⟨
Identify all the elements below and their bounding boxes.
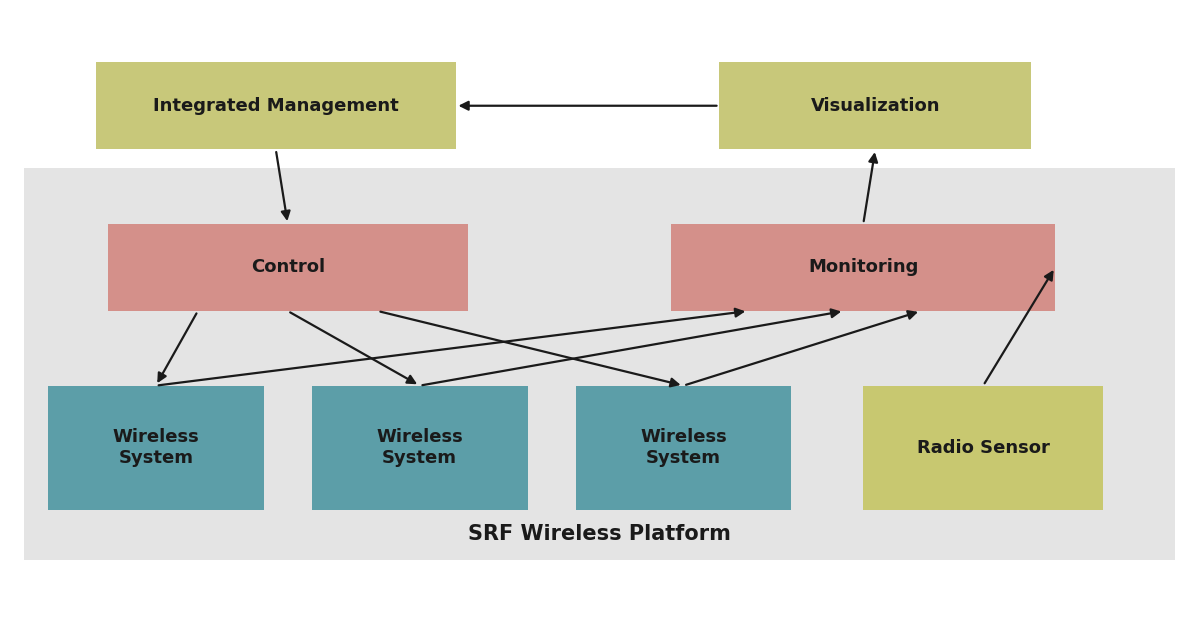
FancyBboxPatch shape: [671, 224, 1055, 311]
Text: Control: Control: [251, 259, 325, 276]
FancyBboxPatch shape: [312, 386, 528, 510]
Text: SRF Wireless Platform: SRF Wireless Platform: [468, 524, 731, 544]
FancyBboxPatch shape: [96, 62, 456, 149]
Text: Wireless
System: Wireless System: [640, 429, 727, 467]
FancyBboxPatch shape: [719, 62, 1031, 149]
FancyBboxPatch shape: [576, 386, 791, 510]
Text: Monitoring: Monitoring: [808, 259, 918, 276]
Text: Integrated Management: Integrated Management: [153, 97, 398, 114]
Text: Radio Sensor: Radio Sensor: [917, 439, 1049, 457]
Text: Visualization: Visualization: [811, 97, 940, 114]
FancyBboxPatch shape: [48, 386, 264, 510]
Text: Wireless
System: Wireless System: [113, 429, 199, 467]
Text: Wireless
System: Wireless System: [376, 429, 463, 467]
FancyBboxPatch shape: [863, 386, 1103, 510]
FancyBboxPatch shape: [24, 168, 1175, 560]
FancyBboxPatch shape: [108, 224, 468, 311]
⟩
⟨
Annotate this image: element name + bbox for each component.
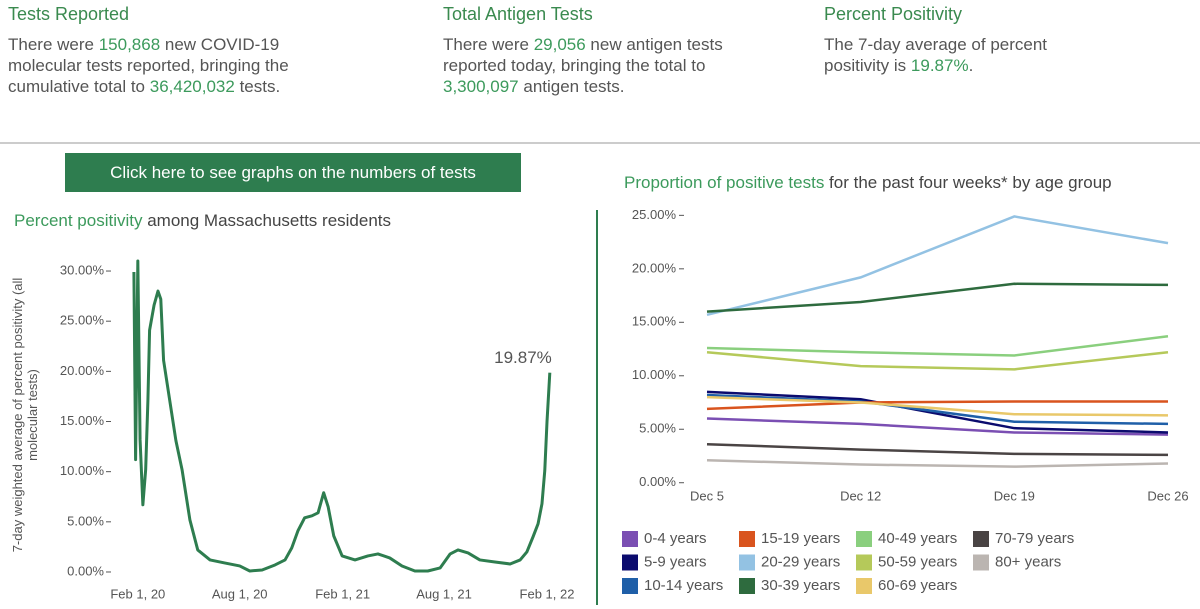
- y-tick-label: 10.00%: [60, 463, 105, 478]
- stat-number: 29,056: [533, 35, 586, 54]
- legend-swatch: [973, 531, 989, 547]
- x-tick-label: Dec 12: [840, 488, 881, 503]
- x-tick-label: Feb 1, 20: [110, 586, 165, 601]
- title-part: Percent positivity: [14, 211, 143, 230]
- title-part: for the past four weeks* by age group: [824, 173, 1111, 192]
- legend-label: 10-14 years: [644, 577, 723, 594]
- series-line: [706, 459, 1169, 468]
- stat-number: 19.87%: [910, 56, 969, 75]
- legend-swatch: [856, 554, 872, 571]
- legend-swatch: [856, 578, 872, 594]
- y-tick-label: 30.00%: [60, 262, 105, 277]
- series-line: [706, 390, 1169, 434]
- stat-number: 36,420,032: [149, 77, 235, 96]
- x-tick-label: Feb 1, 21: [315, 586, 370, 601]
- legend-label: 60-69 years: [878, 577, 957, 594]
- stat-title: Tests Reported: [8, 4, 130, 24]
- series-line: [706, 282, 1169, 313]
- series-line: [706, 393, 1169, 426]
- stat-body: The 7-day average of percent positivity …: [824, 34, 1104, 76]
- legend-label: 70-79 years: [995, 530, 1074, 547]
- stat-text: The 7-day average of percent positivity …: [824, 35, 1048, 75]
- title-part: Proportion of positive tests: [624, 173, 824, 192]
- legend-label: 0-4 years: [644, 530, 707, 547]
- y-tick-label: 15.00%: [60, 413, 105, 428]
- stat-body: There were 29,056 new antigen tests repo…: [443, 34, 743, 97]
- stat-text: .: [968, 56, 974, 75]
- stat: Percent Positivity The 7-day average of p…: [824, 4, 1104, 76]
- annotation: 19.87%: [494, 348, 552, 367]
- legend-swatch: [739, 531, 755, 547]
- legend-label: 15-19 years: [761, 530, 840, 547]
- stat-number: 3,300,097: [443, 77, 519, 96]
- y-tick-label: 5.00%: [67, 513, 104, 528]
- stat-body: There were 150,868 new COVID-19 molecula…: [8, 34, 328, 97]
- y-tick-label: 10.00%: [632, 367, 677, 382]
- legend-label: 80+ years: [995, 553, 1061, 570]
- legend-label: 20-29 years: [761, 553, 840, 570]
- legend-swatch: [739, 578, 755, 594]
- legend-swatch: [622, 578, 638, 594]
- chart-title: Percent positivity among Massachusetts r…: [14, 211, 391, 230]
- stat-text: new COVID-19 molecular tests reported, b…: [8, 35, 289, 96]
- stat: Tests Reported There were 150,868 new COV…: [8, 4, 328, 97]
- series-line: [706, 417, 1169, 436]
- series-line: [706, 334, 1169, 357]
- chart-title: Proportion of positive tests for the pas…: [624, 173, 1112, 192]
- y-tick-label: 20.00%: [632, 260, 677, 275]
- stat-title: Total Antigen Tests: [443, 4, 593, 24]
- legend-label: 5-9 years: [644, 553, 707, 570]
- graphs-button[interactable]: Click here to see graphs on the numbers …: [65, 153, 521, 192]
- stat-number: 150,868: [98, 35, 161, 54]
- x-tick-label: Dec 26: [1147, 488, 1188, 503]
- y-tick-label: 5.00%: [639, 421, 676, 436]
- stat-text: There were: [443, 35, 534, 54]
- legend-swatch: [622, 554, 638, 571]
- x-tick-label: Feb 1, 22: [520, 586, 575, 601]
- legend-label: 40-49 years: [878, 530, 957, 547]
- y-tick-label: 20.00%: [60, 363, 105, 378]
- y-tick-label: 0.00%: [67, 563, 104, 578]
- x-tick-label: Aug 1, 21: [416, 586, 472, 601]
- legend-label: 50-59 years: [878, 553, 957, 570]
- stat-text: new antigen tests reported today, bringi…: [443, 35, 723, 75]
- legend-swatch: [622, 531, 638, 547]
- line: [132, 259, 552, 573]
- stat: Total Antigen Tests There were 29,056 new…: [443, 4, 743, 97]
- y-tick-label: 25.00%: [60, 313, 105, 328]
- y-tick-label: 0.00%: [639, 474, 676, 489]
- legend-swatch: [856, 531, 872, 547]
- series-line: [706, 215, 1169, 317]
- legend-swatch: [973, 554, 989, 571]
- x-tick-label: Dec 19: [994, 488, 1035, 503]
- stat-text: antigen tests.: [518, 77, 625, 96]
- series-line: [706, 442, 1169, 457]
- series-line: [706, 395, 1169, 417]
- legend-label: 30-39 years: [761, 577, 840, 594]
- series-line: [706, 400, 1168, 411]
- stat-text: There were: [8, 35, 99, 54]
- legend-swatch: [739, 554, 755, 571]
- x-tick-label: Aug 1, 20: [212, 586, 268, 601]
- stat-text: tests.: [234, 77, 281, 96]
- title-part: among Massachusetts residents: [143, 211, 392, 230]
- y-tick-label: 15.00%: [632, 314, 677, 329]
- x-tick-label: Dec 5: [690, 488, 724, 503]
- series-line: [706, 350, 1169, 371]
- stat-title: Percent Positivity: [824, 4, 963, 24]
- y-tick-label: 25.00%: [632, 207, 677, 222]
⟩
State how many of the lines above contain the string "chart", and reply with the number alone.

2